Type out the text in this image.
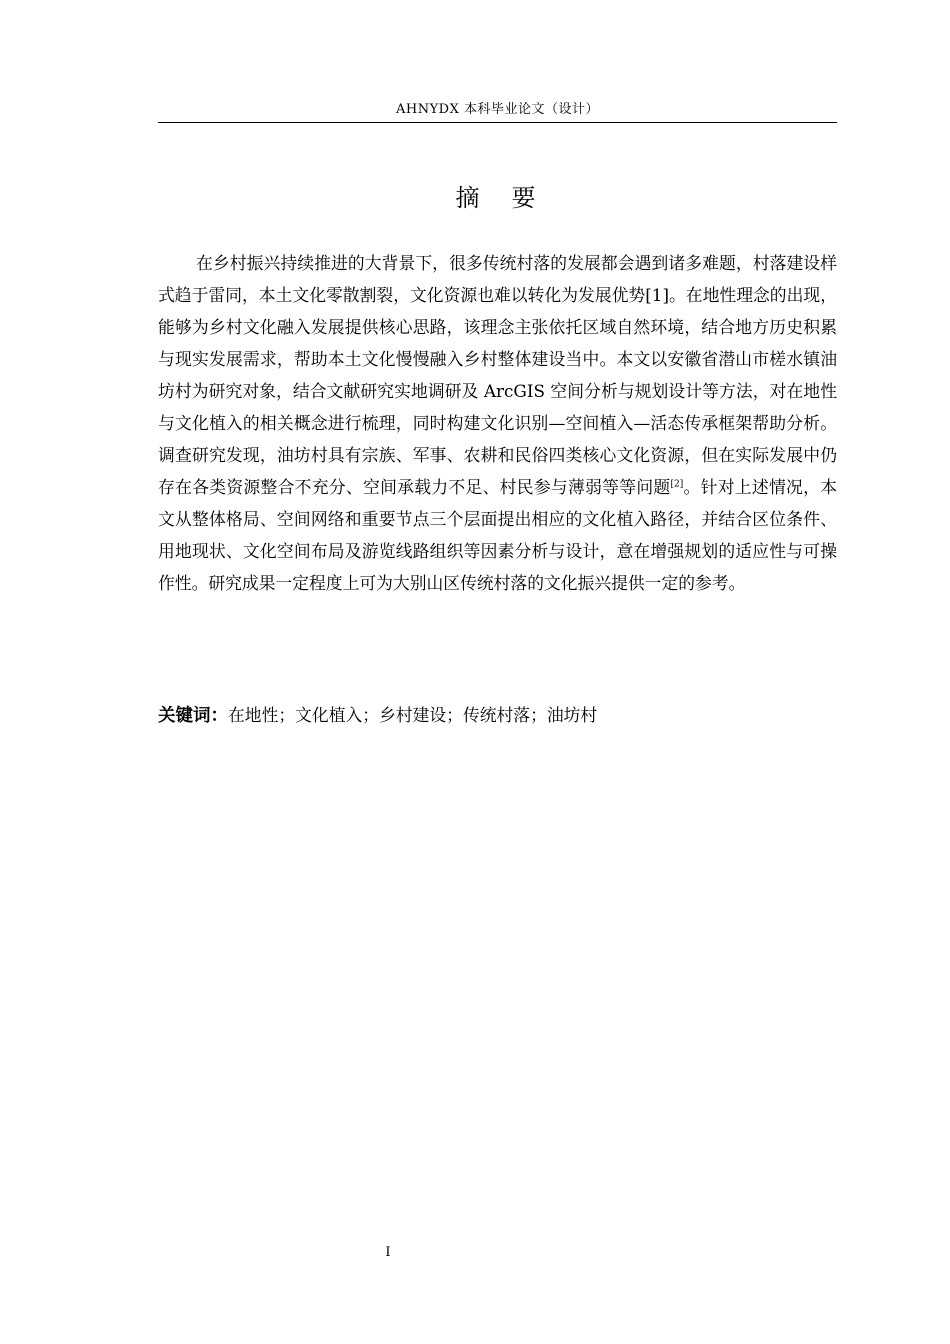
AHNYDX 本科毕业论文（设计）
摘　要

在乡村振兴持续推进的大背景下，很多传统村落的发展都会遇到诸多难题，村落建设样式趋于雷同，本土文化零散割裂，文化资源也难以转化为发展优势[1]。在地性理念的出现，能够为乡村文化融入发展提供核心思路，该理念主张依托区域自然环境，结合地方历史积累与现实发展需求，帮助本土文化慢慢融入乡村整体建设当中。本文以安徽省潜山市槎水镇油坊村为研究对象，结合文献研究实地调研及 ArcGIS 空间分析与规划设计等方法，对在地性与文化植入的相关概念进行梳理，同时构建文化识别—空间植入—活态传承框架帮助分析。调查研究发现，油坊村具有宗族、军事、农耕和民俗四类核心文化资源，但在实际发展中仍存在各类资源整合不充分、空间承载力不足、村民参与薄弱等等问题[2]。针对上述情况，本文从整体格局、空间网络和重要节点三个层面提出相应的文化植入路径，并结合区位条件、用地现状、文化空间布局及游览线路组织等因素分析与设计，意在增强规划的适应性与可操作性。研究成果一定程度上可为大别山区传统村落的文化振兴提供一定的参考。

关键词：在地性；文化植入；乡村建设；传统村落；油坊村
I
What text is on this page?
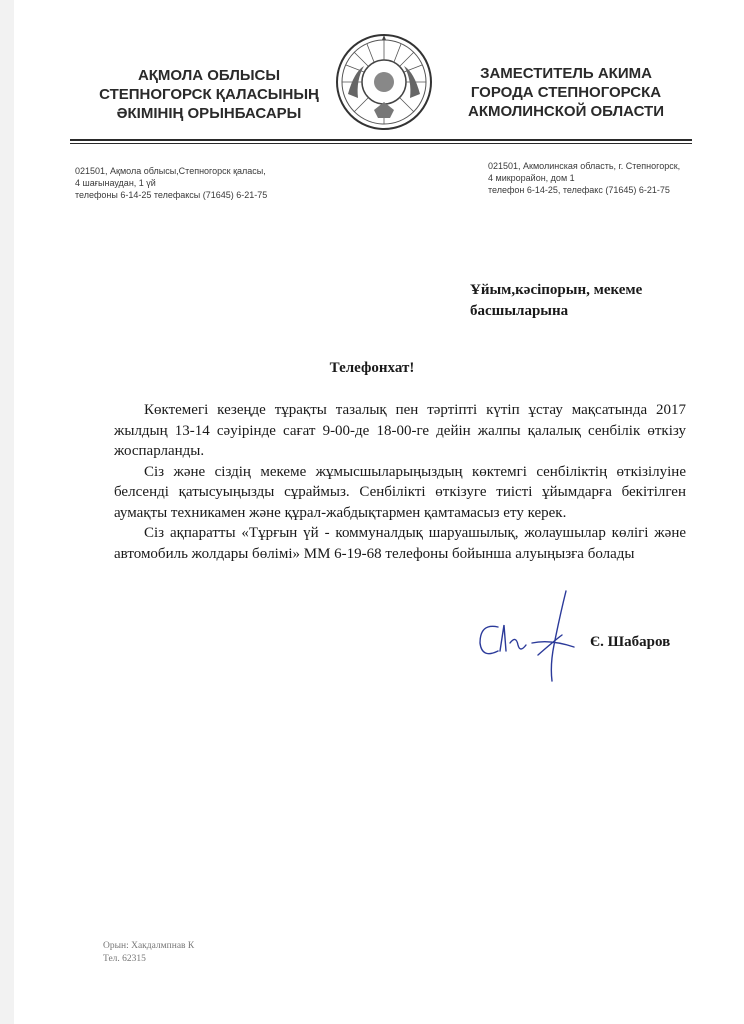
АҚМОЛА ОБЛЫСЫ
СТЕПНОГОРСК ҚАЛАСЫНЫҢ
ӘКІМІНІҢ ОРЫНБАСАРЫ
ЗАМЕСТИТЕЛЬ АКИМА
ГОРОДА СТЕПНОГОРСКА
АКМОЛИНСКОЙ ОБЛАСТИ
021501, Ақмола облысы,Степногорск қаласы,
4 шағынаудан, 1 үй
телефоны 6-14-25 телефаксы (71645) 6-21-75
021501, Акмолинская область, г. Степногорск,
4 микрорайон, дом 1
телефон 6-14-25, телефакс (71645) 6-21-75
Ұйым,кәсіпорын, мекеме
басшыларына
Телефонхат!

Көктемегі кезеңде тұрақты тазалық пен тәртіпті күтіп ұстау мақсатында 2017 жылдың 13-14 сәуірінде сағат 9-00-де 18-00-ге дейін жалпы қалалық сенбілік өткізу жоспарланды.

Сіз және сіздің мекеме жұмысшыларыңыздың көктемгі сенбіліктің өткізілуіне белсенді қатысуыңызды сұраймыз. Сенбілікті өткізуге тиісті ұйымдарға бекітілген аумақты техникамен және құрал-жабдықтармен қамтамасыз ету керек.

Сіз ақпаратты «Тұрғын үй - коммуналдық шаруашылық, жолаушылар көлігі және автомобиль жолдары бөлімі» ММ 6-19-68 телефоны бойынша алуыңызға болады

Є. Шабаров
Орын: Хакдалмпнав К
Тел. 62315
____
- [Stated problem]
Reproduce each line holding the word "телефоны".

- [Solved problem]
телефоны 6-14-25 телефаксы (71645) 6-21-75
Сіз ақпаратты «Тұрғын үй - коммуналдық шаруашылық, жолаушылар көлігі және автомобиль жолдары бөлімі» ММ 6-19-68 телефоны бойынша алуыңызға болады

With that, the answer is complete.